Information given ▸
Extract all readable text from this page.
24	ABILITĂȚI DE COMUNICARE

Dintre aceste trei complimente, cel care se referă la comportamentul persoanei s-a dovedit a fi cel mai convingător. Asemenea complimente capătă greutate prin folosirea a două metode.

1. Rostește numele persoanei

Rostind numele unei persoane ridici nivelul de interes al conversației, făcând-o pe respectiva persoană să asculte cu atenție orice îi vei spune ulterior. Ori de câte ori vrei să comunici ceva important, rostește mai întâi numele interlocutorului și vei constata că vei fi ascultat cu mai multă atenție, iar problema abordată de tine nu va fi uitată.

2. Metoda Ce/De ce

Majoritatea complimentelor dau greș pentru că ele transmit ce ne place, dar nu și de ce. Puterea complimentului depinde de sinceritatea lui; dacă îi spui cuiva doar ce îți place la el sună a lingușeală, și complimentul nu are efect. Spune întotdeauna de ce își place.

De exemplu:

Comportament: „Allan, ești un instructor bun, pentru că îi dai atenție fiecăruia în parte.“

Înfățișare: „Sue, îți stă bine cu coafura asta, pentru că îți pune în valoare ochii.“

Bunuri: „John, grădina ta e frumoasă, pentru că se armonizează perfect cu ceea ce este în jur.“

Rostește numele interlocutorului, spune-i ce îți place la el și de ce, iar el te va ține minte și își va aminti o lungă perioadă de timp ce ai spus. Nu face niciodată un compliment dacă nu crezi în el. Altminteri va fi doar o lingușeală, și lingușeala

Exercise brief ▸ Look through the data and show every line containing "persoanei".

Written solution ▸
Dintre aceste trei complimente, cel care se referă la comportamentul persoanei s-a dovedit a fi cel mai convingător. Asemenea complimente capătă greutate prin folosirea a două metode.
1. Rostește numele persoanei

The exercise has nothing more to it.